◆ **THE TASK**:
Gather all lines with the word "matemáticas" in them.

(Dataset items)
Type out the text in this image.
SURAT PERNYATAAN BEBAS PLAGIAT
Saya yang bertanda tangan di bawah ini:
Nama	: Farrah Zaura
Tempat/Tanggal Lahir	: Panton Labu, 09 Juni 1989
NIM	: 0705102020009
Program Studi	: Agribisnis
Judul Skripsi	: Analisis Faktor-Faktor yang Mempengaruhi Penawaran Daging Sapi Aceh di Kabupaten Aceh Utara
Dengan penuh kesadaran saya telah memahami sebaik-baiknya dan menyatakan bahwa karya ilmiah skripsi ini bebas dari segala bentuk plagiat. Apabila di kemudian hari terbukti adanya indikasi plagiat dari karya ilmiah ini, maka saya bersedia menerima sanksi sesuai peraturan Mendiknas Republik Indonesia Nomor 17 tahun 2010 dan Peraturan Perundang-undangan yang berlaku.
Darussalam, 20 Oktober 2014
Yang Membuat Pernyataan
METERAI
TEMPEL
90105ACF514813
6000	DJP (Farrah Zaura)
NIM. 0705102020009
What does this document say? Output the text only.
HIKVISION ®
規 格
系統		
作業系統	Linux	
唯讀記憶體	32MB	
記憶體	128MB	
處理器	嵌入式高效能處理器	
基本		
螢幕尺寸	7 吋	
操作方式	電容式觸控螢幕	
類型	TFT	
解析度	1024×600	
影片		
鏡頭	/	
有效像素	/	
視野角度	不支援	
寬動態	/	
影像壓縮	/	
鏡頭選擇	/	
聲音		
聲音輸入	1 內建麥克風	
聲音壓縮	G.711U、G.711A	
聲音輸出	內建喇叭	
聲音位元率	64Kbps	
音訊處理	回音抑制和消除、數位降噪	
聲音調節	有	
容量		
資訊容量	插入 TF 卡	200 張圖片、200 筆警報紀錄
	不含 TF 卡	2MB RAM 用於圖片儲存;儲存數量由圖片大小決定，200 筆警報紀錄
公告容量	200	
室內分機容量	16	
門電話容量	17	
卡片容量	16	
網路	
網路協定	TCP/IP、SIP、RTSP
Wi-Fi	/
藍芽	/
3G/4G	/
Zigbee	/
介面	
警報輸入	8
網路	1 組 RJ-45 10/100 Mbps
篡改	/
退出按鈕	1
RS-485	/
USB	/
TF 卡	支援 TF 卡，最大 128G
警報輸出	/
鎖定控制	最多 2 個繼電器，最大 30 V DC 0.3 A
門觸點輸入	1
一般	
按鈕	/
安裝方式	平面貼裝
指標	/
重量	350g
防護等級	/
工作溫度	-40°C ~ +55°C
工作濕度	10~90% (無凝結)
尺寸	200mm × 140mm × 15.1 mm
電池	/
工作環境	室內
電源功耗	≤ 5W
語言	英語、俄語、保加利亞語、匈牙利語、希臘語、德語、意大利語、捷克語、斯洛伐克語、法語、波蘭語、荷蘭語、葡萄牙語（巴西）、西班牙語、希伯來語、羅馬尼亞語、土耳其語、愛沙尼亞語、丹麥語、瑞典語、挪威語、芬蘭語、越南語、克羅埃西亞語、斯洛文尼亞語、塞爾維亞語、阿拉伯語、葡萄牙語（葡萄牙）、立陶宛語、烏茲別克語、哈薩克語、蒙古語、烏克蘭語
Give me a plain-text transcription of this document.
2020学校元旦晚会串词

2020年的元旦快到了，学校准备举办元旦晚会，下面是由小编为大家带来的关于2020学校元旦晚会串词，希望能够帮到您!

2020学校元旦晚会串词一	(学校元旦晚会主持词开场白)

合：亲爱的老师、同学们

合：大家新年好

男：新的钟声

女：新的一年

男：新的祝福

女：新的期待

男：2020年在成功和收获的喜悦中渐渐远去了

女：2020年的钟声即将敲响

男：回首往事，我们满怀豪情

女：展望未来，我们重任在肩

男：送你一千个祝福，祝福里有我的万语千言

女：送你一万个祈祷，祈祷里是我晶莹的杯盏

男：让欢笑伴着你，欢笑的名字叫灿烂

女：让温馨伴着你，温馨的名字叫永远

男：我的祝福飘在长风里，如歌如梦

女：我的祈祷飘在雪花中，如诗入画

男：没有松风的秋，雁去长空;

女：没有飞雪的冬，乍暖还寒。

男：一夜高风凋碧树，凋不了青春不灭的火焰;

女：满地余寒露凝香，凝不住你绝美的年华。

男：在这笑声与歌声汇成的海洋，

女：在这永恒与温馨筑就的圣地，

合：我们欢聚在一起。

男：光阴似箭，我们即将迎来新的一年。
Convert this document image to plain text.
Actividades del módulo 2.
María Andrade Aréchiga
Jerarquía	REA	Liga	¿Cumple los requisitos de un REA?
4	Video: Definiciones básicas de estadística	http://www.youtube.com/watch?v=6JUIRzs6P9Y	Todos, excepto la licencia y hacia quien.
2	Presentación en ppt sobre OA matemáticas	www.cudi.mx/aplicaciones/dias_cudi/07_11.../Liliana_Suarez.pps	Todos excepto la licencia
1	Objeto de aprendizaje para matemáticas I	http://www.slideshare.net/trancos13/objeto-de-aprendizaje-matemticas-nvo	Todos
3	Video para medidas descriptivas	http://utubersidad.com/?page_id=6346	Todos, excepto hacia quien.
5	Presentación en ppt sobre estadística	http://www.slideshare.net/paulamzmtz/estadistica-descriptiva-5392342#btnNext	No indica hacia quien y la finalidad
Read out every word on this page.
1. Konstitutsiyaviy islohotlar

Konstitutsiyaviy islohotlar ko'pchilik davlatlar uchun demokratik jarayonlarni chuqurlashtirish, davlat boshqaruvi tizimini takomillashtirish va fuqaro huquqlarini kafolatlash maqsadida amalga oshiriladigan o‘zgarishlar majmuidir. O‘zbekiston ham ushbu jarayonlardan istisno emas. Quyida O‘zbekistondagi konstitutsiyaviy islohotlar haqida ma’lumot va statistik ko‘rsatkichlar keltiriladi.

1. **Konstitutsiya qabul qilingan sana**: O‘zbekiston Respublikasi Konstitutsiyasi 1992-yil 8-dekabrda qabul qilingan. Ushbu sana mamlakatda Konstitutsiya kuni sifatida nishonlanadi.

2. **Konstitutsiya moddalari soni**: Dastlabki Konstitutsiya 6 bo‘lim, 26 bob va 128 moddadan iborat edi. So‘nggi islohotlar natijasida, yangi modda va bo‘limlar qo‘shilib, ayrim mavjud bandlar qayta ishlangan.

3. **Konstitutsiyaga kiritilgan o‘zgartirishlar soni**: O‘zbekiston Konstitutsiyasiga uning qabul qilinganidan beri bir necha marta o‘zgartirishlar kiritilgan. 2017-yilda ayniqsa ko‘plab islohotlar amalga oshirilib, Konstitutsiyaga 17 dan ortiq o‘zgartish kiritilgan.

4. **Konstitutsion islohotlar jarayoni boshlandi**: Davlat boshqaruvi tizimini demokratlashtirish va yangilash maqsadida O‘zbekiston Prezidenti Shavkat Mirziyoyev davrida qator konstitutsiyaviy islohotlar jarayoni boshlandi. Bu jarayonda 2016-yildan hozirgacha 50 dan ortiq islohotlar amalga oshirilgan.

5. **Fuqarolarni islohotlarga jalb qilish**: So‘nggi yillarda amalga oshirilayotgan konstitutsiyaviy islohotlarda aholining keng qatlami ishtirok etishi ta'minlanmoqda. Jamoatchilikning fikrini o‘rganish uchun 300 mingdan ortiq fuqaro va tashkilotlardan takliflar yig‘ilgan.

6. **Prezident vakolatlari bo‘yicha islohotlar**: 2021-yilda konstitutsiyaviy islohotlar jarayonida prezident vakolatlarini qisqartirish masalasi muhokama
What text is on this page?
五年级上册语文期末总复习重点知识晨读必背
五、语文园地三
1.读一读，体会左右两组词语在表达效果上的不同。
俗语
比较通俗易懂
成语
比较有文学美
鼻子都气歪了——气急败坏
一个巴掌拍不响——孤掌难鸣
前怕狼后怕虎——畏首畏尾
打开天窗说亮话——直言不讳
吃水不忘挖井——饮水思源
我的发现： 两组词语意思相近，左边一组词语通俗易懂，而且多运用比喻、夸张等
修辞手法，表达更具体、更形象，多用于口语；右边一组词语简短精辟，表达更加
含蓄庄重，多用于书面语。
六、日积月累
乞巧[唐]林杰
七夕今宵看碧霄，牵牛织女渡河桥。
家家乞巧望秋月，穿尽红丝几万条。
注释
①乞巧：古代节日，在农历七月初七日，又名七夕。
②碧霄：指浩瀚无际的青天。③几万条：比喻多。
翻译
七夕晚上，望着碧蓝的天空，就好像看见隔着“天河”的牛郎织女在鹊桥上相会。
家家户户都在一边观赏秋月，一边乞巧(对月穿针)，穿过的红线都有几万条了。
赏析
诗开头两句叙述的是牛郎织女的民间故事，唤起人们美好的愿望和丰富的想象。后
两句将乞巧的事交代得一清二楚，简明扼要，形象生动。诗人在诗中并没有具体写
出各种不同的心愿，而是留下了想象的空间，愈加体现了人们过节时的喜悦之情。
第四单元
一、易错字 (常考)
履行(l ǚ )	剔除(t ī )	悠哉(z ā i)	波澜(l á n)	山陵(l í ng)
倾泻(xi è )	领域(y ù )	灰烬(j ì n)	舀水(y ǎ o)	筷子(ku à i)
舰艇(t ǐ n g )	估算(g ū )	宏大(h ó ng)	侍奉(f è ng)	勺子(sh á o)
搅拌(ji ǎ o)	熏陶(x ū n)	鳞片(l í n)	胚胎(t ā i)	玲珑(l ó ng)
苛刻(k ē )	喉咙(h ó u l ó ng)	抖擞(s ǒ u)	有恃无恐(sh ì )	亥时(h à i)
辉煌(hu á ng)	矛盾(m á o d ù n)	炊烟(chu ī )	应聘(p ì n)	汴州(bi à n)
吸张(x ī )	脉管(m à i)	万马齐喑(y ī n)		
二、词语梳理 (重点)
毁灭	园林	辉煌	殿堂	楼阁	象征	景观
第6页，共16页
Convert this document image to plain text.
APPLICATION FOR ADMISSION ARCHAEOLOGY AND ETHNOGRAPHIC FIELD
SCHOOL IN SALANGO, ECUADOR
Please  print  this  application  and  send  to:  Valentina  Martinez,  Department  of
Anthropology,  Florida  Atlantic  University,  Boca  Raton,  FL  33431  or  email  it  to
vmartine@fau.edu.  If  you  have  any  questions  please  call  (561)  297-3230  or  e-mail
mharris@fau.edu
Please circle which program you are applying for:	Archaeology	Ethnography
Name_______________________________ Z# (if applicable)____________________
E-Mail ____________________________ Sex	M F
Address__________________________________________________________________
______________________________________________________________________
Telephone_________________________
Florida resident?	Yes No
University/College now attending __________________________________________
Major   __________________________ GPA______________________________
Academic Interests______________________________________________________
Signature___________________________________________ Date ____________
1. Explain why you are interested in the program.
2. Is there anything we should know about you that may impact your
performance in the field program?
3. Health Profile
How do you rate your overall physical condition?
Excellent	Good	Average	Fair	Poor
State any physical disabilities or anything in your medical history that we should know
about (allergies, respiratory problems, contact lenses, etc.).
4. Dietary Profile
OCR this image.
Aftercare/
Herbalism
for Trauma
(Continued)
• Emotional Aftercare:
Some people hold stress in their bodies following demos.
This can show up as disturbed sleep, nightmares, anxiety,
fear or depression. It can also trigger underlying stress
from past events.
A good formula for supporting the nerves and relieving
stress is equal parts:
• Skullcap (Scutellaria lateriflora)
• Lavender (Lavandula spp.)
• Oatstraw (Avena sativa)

◆ **THE RESULT**:
2	Presentación en ppt sobre OA matemáticas	www.cudi.mx/aplicaciones/dias_cudi/07_11.../Liliana_Suarez.pps	Todos excepto la licencia
1	Objeto de aprendizaje para matemáticas I	http://www.slideshare.net/trancos13/objeto-de-aprendizaje-matemticas-nvo	Todos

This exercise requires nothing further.